Items from a figure collection
-*-

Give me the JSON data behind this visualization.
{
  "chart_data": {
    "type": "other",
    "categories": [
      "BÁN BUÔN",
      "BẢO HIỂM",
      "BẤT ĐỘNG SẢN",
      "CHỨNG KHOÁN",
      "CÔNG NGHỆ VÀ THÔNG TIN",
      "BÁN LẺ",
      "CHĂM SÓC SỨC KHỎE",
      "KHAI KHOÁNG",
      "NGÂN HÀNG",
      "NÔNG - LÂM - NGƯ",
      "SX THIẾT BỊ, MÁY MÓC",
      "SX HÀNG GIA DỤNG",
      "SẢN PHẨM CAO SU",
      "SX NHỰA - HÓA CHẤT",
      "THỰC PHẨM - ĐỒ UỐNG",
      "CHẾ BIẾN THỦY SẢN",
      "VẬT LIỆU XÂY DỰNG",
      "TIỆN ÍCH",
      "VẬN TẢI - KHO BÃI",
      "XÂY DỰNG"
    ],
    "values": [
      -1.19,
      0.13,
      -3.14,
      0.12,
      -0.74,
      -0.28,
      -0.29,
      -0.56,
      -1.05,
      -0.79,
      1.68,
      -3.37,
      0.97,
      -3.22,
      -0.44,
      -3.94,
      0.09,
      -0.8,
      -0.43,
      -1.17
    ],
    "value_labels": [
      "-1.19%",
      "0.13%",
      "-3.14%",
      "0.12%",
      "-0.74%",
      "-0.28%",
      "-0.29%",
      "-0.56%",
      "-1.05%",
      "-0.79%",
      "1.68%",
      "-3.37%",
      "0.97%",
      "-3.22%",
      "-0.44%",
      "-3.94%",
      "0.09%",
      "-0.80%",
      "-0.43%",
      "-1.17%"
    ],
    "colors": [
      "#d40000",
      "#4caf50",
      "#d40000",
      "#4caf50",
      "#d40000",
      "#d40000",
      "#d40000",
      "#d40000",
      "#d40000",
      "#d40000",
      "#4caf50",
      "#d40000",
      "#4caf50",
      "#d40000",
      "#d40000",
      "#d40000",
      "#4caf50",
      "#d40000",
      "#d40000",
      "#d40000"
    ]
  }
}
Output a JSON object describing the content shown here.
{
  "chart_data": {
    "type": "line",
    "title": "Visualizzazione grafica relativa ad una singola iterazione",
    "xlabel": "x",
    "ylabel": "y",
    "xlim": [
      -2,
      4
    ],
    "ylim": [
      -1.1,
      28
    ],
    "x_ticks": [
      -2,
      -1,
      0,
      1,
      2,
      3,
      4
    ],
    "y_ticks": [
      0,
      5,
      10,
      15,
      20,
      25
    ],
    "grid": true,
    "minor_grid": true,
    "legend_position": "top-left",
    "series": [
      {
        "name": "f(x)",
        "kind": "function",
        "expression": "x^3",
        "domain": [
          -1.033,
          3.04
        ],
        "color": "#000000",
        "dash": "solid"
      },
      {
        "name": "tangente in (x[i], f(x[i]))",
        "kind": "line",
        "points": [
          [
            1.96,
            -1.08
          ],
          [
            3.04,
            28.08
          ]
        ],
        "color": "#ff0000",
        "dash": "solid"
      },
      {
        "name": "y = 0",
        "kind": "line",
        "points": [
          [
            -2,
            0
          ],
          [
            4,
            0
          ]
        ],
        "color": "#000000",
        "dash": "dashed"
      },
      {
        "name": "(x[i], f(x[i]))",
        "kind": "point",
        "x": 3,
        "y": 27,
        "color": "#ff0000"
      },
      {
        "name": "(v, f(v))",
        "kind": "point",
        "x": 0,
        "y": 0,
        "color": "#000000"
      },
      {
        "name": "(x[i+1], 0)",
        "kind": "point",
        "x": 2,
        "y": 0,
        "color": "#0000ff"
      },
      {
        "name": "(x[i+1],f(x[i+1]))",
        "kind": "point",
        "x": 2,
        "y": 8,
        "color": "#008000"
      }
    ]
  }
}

-*-

From the records above, report the count of lines containing "name" and nothing more.

Exercise answer:
7